#### PROBLEM:
Copy each line below that contains "Получить".

Stored data
|---|

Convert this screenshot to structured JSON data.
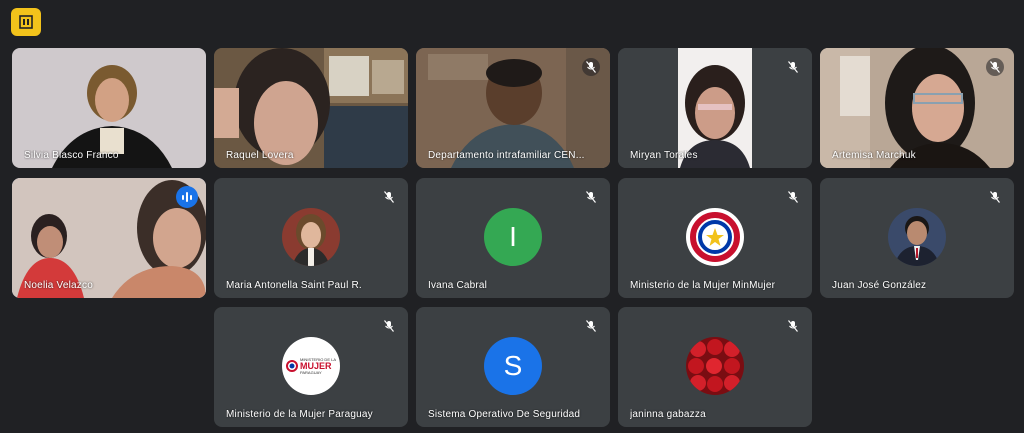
{
  "app": {
    "badge_icon": "meeting-info-icon",
    "badge_color": "#f2c21b"
  },
  "participants": [
    {
      "name": "Silvia Blasco Franco"
    },
    {
      "name": "Raquel Lovera"
    },
    {
      "name": "Departamento intrafamiliar CEN..."
    },
    {
      "name": "Miryan Torales"
    },
    {
      "name": "Artemisa Marchuk"
    },
    {
      "name": "Noelia Velazco"
    },
    {
      "name": "Maria Antonella Saint Paul R."
    },
    {
      "name": "Ivana Cabral",
      "initial": "I",
      "color": "#34a853"
    },
    {
      "name": "Ministerio de la Mujer MinMujer"
    },
    {
      "name": "Juan José González"
    },
    {
      "name": "Ministerio de la Mujer Paraguay",
      "logo_text": [
        "MINISTERIO DE LA",
        "MUJER",
        "PARAGUAY"
      ]
    },
    {
      "name": "Sistema Operativo De Seguridad",
      "initial": "S",
      "color": "#1a73e8"
    },
    {
      "name": "janinna gabazza"
    }
  ]
}
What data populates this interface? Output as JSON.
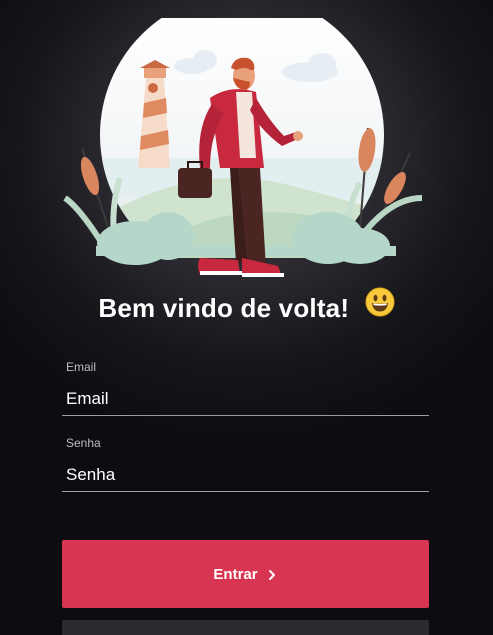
{
  "hero": {
    "image": "man-with-briefcase-by-lighthouse-illustration"
  },
  "welcome": {
    "title": "Bem vindo de volta!",
    "emoji": "😃"
  },
  "form": {
    "email": {
      "label": "Email",
      "placeholder": "Email",
      "value": ""
    },
    "password": {
      "label": "Senha",
      "placeholder": "Senha",
      "value": ""
    },
    "submit_label": "Entrar",
    "submit_icon": "chevron-right-icon"
  },
  "colors": {
    "background": "#0d0c11",
    "accent": "#d83553",
    "secondary_button": "#2b2a30",
    "input_underline": "#9d9ca3"
  }
}
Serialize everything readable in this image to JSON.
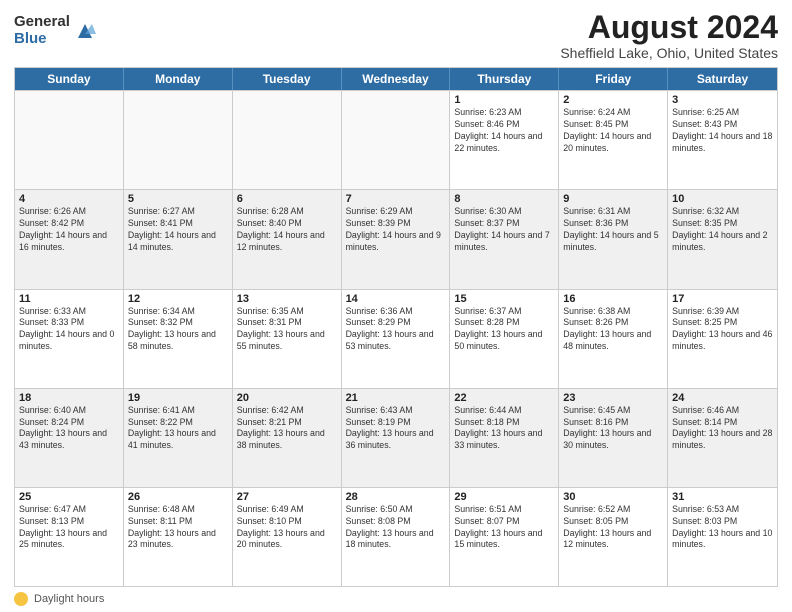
{
  "logo": {
    "general": "General",
    "blue": "Blue"
  },
  "title": "August 2024",
  "location": "Sheffield Lake, Ohio, United States",
  "days_header": [
    "Sunday",
    "Monday",
    "Tuesday",
    "Wednesday",
    "Thursday",
    "Friday",
    "Saturday"
  ],
  "footer": {
    "label": "Daylight hours"
  },
  "weeks": [
    [
      {
        "day": "",
        "sunrise": "",
        "sunset": "",
        "daylight": "",
        "empty": true
      },
      {
        "day": "",
        "sunrise": "",
        "sunset": "",
        "daylight": "",
        "empty": true
      },
      {
        "day": "",
        "sunrise": "",
        "sunset": "",
        "daylight": "",
        "empty": true
      },
      {
        "day": "",
        "sunrise": "",
        "sunset": "",
        "daylight": "",
        "empty": true
      },
      {
        "day": "1",
        "sunrise": "Sunrise: 6:23 AM",
        "sunset": "Sunset: 8:46 PM",
        "daylight": "Daylight: 14 hours and 22 minutes.",
        "empty": false
      },
      {
        "day": "2",
        "sunrise": "Sunrise: 6:24 AM",
        "sunset": "Sunset: 8:45 PM",
        "daylight": "Daylight: 14 hours and 20 minutes.",
        "empty": false
      },
      {
        "day": "3",
        "sunrise": "Sunrise: 6:25 AM",
        "sunset": "Sunset: 8:43 PM",
        "daylight": "Daylight: 14 hours and 18 minutes.",
        "empty": false
      }
    ],
    [
      {
        "day": "4",
        "sunrise": "Sunrise: 6:26 AM",
        "sunset": "Sunset: 8:42 PM",
        "daylight": "Daylight: 14 hours and 16 minutes.",
        "empty": false
      },
      {
        "day": "5",
        "sunrise": "Sunrise: 6:27 AM",
        "sunset": "Sunset: 8:41 PM",
        "daylight": "Daylight: 14 hours and 14 minutes.",
        "empty": false
      },
      {
        "day": "6",
        "sunrise": "Sunrise: 6:28 AM",
        "sunset": "Sunset: 8:40 PM",
        "daylight": "Daylight: 14 hours and 12 minutes.",
        "empty": false
      },
      {
        "day": "7",
        "sunrise": "Sunrise: 6:29 AM",
        "sunset": "Sunset: 8:39 PM",
        "daylight": "Daylight: 14 hours and 9 minutes.",
        "empty": false
      },
      {
        "day": "8",
        "sunrise": "Sunrise: 6:30 AM",
        "sunset": "Sunset: 8:37 PM",
        "daylight": "Daylight: 14 hours and 7 minutes.",
        "empty": false
      },
      {
        "day": "9",
        "sunrise": "Sunrise: 6:31 AM",
        "sunset": "Sunset: 8:36 PM",
        "daylight": "Daylight: 14 hours and 5 minutes.",
        "empty": false
      },
      {
        "day": "10",
        "sunrise": "Sunrise: 6:32 AM",
        "sunset": "Sunset: 8:35 PM",
        "daylight": "Daylight: 14 hours and 2 minutes.",
        "empty": false
      }
    ],
    [
      {
        "day": "11",
        "sunrise": "Sunrise: 6:33 AM",
        "sunset": "Sunset: 8:33 PM",
        "daylight": "Daylight: 14 hours and 0 minutes.",
        "empty": false
      },
      {
        "day": "12",
        "sunrise": "Sunrise: 6:34 AM",
        "sunset": "Sunset: 8:32 PM",
        "daylight": "Daylight: 13 hours and 58 minutes.",
        "empty": false
      },
      {
        "day": "13",
        "sunrise": "Sunrise: 6:35 AM",
        "sunset": "Sunset: 8:31 PM",
        "daylight": "Daylight: 13 hours and 55 minutes.",
        "empty": false
      },
      {
        "day": "14",
        "sunrise": "Sunrise: 6:36 AM",
        "sunset": "Sunset: 8:29 PM",
        "daylight": "Daylight: 13 hours and 53 minutes.",
        "empty": false
      },
      {
        "day": "15",
        "sunrise": "Sunrise: 6:37 AM",
        "sunset": "Sunset: 8:28 PM",
        "daylight": "Daylight: 13 hours and 50 minutes.",
        "empty": false
      },
      {
        "day": "16",
        "sunrise": "Sunrise: 6:38 AM",
        "sunset": "Sunset: 8:26 PM",
        "daylight": "Daylight: 13 hours and 48 minutes.",
        "empty": false
      },
      {
        "day": "17",
        "sunrise": "Sunrise: 6:39 AM",
        "sunset": "Sunset: 8:25 PM",
        "daylight": "Daylight: 13 hours and 46 minutes.",
        "empty": false
      }
    ],
    [
      {
        "day": "18",
        "sunrise": "Sunrise: 6:40 AM",
        "sunset": "Sunset: 8:24 PM",
        "daylight": "Daylight: 13 hours and 43 minutes.",
        "empty": false
      },
      {
        "day": "19",
        "sunrise": "Sunrise: 6:41 AM",
        "sunset": "Sunset: 8:22 PM",
        "daylight": "Daylight: 13 hours and 41 minutes.",
        "empty": false
      },
      {
        "day": "20",
        "sunrise": "Sunrise: 6:42 AM",
        "sunset": "Sunset: 8:21 PM",
        "daylight": "Daylight: 13 hours and 38 minutes.",
        "empty": false
      },
      {
        "day": "21",
        "sunrise": "Sunrise: 6:43 AM",
        "sunset": "Sunset: 8:19 PM",
        "daylight": "Daylight: 13 hours and 36 minutes.",
        "empty": false
      },
      {
        "day": "22",
        "sunrise": "Sunrise: 6:44 AM",
        "sunset": "Sunset: 8:18 PM",
        "daylight": "Daylight: 13 hours and 33 minutes.",
        "empty": false
      },
      {
        "day": "23",
        "sunrise": "Sunrise: 6:45 AM",
        "sunset": "Sunset: 8:16 PM",
        "daylight": "Daylight: 13 hours and 30 minutes.",
        "empty": false
      },
      {
        "day": "24",
        "sunrise": "Sunrise: 6:46 AM",
        "sunset": "Sunset: 8:14 PM",
        "daylight": "Daylight: 13 hours and 28 minutes.",
        "empty": false
      }
    ],
    [
      {
        "day": "25",
        "sunrise": "Sunrise: 6:47 AM",
        "sunset": "Sunset: 8:13 PM",
        "daylight": "Daylight: 13 hours and 25 minutes.",
        "empty": false
      },
      {
        "day": "26",
        "sunrise": "Sunrise: 6:48 AM",
        "sunset": "Sunset: 8:11 PM",
        "daylight": "Daylight: 13 hours and 23 minutes.",
        "empty": false
      },
      {
        "day": "27",
        "sunrise": "Sunrise: 6:49 AM",
        "sunset": "Sunset: 8:10 PM",
        "daylight": "Daylight: 13 hours and 20 minutes.",
        "empty": false
      },
      {
        "day": "28",
        "sunrise": "Sunrise: 6:50 AM",
        "sunset": "Sunset: 8:08 PM",
        "daylight": "Daylight: 13 hours and 18 minutes.",
        "empty": false
      },
      {
        "day": "29",
        "sunrise": "Sunrise: 6:51 AM",
        "sunset": "Sunset: 8:07 PM",
        "daylight": "Daylight: 13 hours and 15 minutes.",
        "empty": false
      },
      {
        "day": "30",
        "sunrise": "Sunrise: 6:52 AM",
        "sunset": "Sunset: 8:05 PM",
        "daylight": "Daylight: 13 hours and 12 minutes.",
        "empty": false
      },
      {
        "day": "31",
        "sunrise": "Sunrise: 6:53 AM",
        "sunset": "Sunset: 8:03 PM",
        "daylight": "Daylight: 13 hours and 10 minutes.",
        "empty": false
      }
    ]
  ]
}
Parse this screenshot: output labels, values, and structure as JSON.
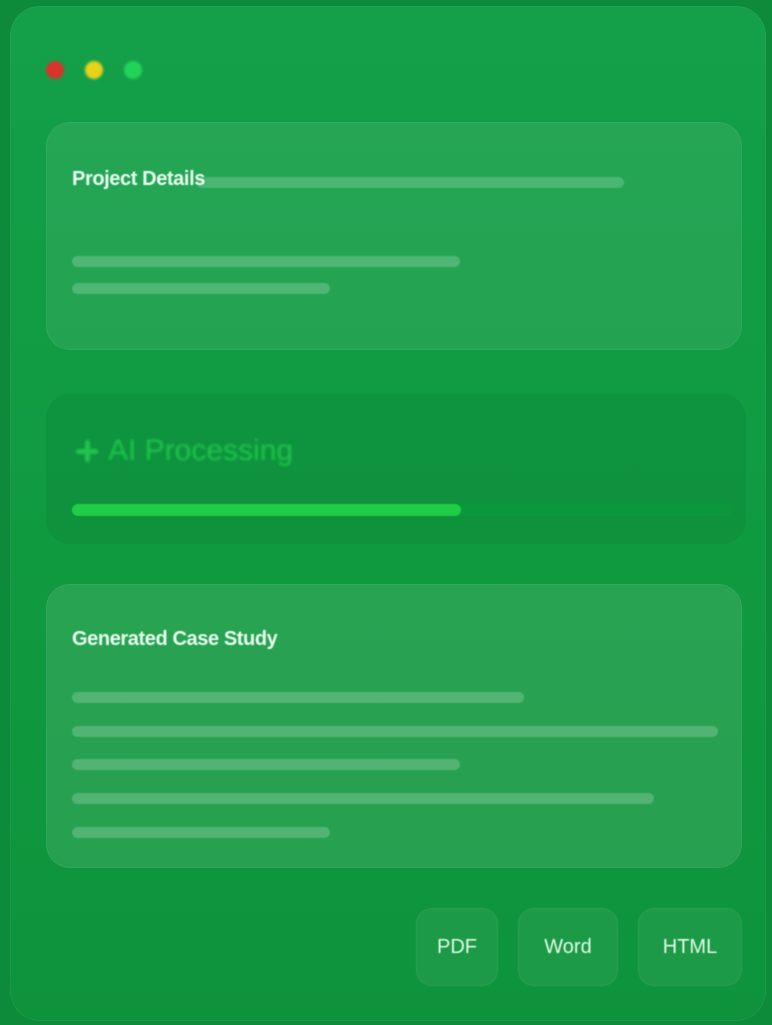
{
  "window": {
    "controls": [
      {
        "name": "close",
        "color": "#d8342a"
      },
      {
        "name": "minimize",
        "color": "#e6d21a"
      },
      {
        "name": "maximize",
        "color": "#22d35a"
      }
    ]
  },
  "project_details": {
    "title": "Project Details"
  },
  "processing": {
    "label": "AI Processing",
    "icon": "sparkle-icon",
    "progress": 0.59
  },
  "case_study": {
    "title": "Generated Case Study"
  },
  "export": {
    "buttons": [
      {
        "id": "pdf",
        "label": "PDF"
      },
      {
        "id": "word",
        "label": "Word"
      },
      {
        "id": "html",
        "label": "HTML"
      }
    ]
  }
}
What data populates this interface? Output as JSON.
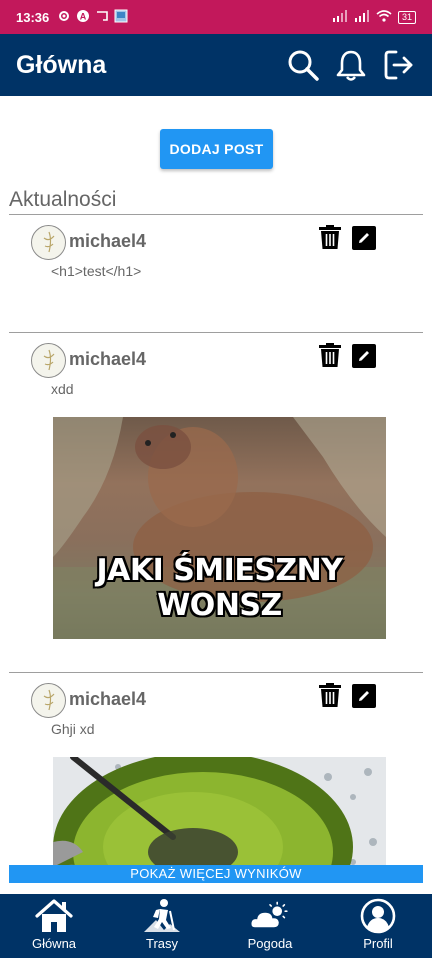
{
  "status_bar": {
    "time": "13:36",
    "left_icons": [
      "gear-icon",
      "android-icon",
      "cast-icon",
      "app-icon"
    ],
    "right_icons": [
      "signal-icon",
      "signal-icon",
      "wifi-icon",
      "battery-icon"
    ],
    "battery_level": "31"
  },
  "app_bar": {
    "title": "Główna",
    "actions": [
      "search-icon",
      "bell-icon",
      "logout-icon"
    ]
  },
  "main": {
    "add_post_label": "DODAJ POST",
    "section_title": "Aktualności",
    "posts": [
      {
        "author": "michael4",
        "body": "<h1>test</h1>"
      },
      {
        "author": "michael4",
        "body": "xdd",
        "image_caption": "JAKI ŚMIESZNY WONSZ"
      },
      {
        "author": "michael4",
        "body": "Ghji xd"
      }
    ],
    "show_more_label": "POKAŻ WIĘCEJ WYNIKÓW"
  },
  "bottom_nav": {
    "items": [
      {
        "label": "Główna",
        "icon": "home-icon"
      },
      {
        "label": "Trasy",
        "icon": "hiker-icon"
      },
      {
        "label": "Pogoda",
        "icon": "weather-icon"
      },
      {
        "label": "Profil",
        "icon": "profile-icon"
      }
    ]
  },
  "colors": {
    "status_bar": "#c2185b",
    "app_bar": "#003366",
    "accent": "#2196f3",
    "text_muted": "#666666"
  }
}
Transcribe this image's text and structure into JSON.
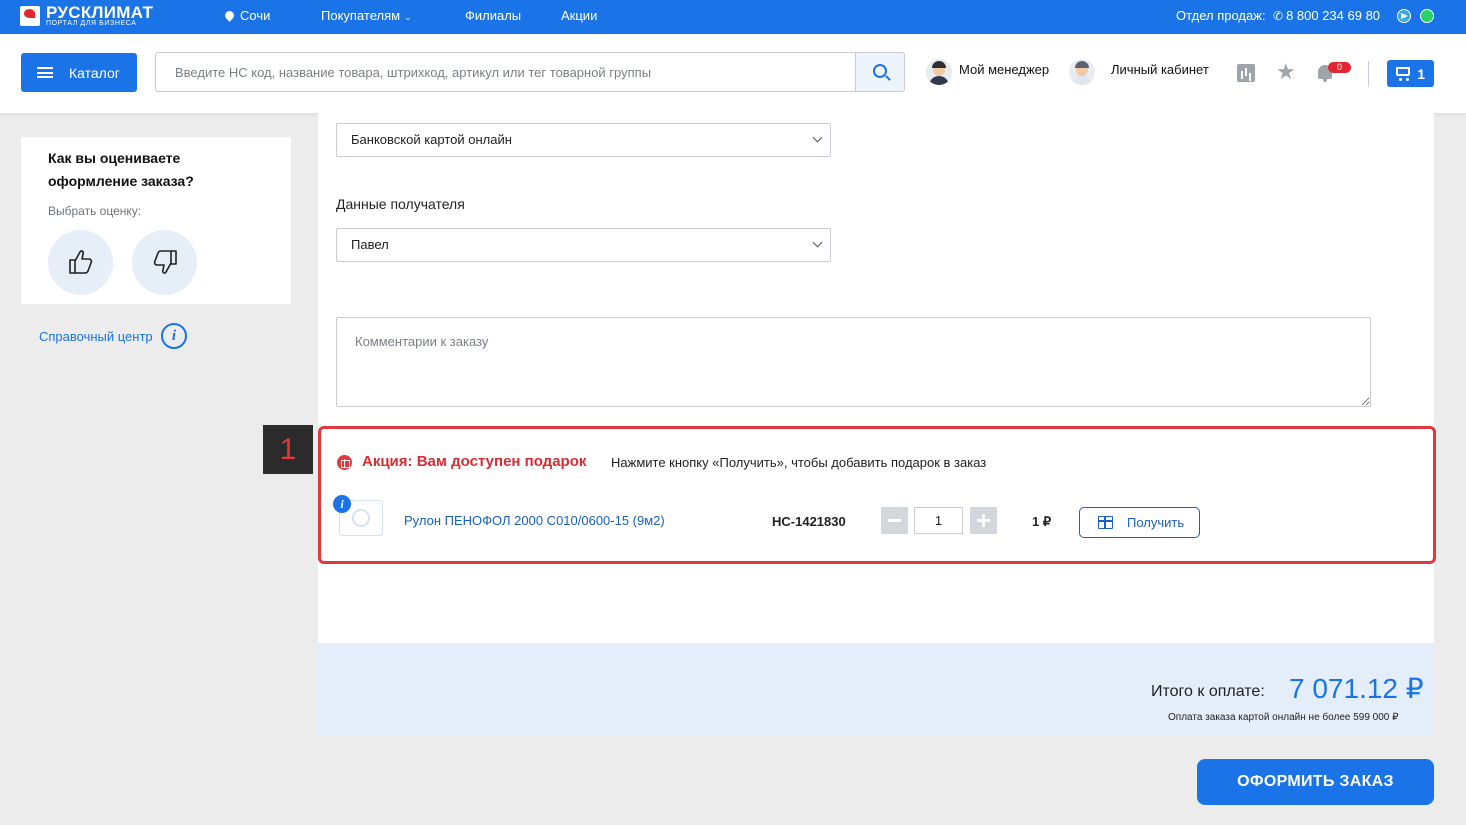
{
  "topbar": {
    "logo_title": "РУСКЛИМАТ",
    "logo_sub": "ПОРТАЛ ДЛЯ БИЗНЕСА",
    "city": "Сочи",
    "nav": [
      "Покупателям",
      "Филиалы",
      "Акции"
    ],
    "sales_label": "Отдел продаж:",
    "phone": "8 800 234 69 80"
  },
  "header": {
    "catalog_label": "Каталог",
    "search_placeholder": "Введите НС код, название товара, штрихкод, артикул или тег товарной группы",
    "manager_label": "Мой менеджер",
    "cabinet_label": "Личный кабинет",
    "notifications_count": "0",
    "cart_count": "1"
  },
  "sidebar": {
    "rating_title": "Как вы оцениваете оформление заказа?",
    "rating_sub": "Выбрать оценку:",
    "help_label": "Справочный центр"
  },
  "form": {
    "payment_selected": "Банковской картой онлайн",
    "recipient_label": "Данные получателя",
    "recipient_selected": "Павел",
    "comment_placeholder": "Комментарии к заказу"
  },
  "promo": {
    "marker": "1",
    "title": "Акция: Вам доступен подарок",
    "description": "Нажмите кнопку «Получить», чтобы добавить подарок в заказ",
    "product_name": "Рулон ПЕНОФОЛ 2000 С010/0600-15 (9м2)",
    "product_code": "НС-1421830",
    "quantity": "1",
    "price": "1 ₽",
    "get_label": "Получить"
  },
  "total": {
    "label": "Итого к оплате:",
    "value": "7 071.12 ₽",
    "note": "Оплата заказа картой онлайн не более 599 000 ₽"
  },
  "order_button": "ОФОРМИТЬ ЗАКАЗ",
  "colors": {
    "brand_blue": "#1a74e8",
    "promo_red": "#e0393e"
  }
}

|---|

#### TASK OUTPUT:
    "description": "Нажмите кнопку «Получить», чтобы добавить подарок в заказ",
    "get_label": "Получить"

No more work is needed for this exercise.